— Begin Input material —
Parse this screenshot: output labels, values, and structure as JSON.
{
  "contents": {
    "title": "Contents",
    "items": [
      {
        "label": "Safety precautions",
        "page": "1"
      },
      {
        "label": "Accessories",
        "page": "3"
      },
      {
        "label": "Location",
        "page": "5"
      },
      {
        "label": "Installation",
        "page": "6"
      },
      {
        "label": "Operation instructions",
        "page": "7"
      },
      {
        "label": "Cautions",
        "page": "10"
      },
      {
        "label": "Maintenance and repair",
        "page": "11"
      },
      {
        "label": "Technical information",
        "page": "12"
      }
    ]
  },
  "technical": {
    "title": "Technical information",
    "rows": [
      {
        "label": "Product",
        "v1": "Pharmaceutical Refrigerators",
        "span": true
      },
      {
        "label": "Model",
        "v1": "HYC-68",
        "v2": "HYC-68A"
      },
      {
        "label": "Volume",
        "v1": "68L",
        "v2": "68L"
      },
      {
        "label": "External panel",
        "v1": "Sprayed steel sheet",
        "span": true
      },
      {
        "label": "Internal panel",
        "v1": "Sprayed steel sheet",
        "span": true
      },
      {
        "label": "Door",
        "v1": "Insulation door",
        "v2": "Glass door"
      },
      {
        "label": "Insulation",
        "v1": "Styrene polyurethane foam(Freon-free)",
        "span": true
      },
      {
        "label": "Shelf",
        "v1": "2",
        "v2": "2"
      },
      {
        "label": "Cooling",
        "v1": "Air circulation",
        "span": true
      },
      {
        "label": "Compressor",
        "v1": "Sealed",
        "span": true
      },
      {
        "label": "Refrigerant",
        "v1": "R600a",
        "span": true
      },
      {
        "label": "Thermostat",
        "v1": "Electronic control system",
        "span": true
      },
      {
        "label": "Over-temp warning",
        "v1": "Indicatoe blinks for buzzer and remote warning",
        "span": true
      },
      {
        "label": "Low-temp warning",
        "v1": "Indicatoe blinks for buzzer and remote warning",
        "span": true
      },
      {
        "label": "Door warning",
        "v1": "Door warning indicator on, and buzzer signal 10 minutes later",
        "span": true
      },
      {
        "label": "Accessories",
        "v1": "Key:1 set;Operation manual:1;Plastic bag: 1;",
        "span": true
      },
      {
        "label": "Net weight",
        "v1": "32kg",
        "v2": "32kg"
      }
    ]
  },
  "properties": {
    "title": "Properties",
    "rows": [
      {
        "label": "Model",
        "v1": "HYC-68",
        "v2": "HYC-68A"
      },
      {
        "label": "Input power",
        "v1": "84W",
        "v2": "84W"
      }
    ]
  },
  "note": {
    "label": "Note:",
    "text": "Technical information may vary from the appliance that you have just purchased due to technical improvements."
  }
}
— End Input material —
> **Requirements**:
All of the entries above must be quoted exactly.

> **Task answer**:
Parse this screenshot: output labels, values, and structure as JSON.
{
  "contents": {
    "title": "Contents",
    "items": [
      {
        "label": "Safety precautions",
        "page": "1"
      },
      {
        "label": "Accessories",
        "page": "3"
      },
      {
        "label": "Location",
        "page": "5"
      },
      {
        "label": "Installation",
        "page": "6"
      },
      {
        "label": "Operation instructions",
        "page": "7"
      },
      {
        "label": "Cautions",
        "page": "10"
      },
      {
        "label": "Maintenance and repair",
        "page": "11"
      },
      {
        "label": "Technical information",
        "page": "12"
      }
    ]
  },
  "technical": {
    "title": "Technical information",
    "rows": [
      {
        "label": "Product",
        "v1": "Pharmaceutical Refrigerators",
        "span": true
      },
      {
        "label": "Model",
        "v1": "HYC-68",
        "v2": "HYC-68A"
      },
      {
        "label": "Volume",
        "v1": "68L",
        "v2": "68L"
      },
      {
        "label": "External panel",
        "v1": "Sprayed steel sheet",
        "span": true
      },
      {
        "label": "Internal panel",
        "v1": "Sprayed steel sheet",
        "span": true
      },
      {
        "label": "Door",
        "v1": "Insulation door",
        "v2": "Glass door"
      },
      {
        "label": "Insulation",
        "v1": "Styrene polyurethane foam(Freon-free)",
        "span": true
      },
      {
        "label": "Shelf",
        "v1": "2",
        "v2": "2"
      },
      {
        "label": "Cooling",
        "v1": "Air circulation",
        "span": true
      },
      {
        "label": "Compressor",
        "v1": "Sealed",
        "span": true
      },
      {
        "label": "Refrigerant",
        "v1": "R600a",
        "span": true
      },
      {
        "label": "Thermostat",
        "v1": "Electronic control system",
        "span": true
      },
      {
        "label": "Over-temp warning",
        "v1": "Indicatoe blinks for buzzer and remote warning",
        "span": true
      },
      {
        "label": "Low-temp warning",
        "v1": "Indicatoe blinks for buzzer and remote warning",
        "span": true
      },
      {
        "label": "Door warning",
        "v1": "Door warning indicator on, and buzzer signal 10 minutes later",
        "span": true
      },
      {
        "label": "Accessories",
        "v1": "Key:1 set;Operation manual:1;Plastic bag: 1;",
        "span": true
      },
      {
        "label": "Net weight",
        "v1": "32kg",
        "v2": "32kg"
      }
    ]
  },
  "properties": {
    "title": "Properties",
    "rows": [
      {
        "label": "Model",
        "v1": "HYC-68",
        "v2": "HYC-68A"
      },
      {
        "label": "Input power",
        "v1": "84W",
        "v2": "84W"
      }
    ]
  },
  "note": {
    "label": "Note:",
    "text": "Technical information may vary from the appliance that you have just purchased due to technical improvements."
  }
}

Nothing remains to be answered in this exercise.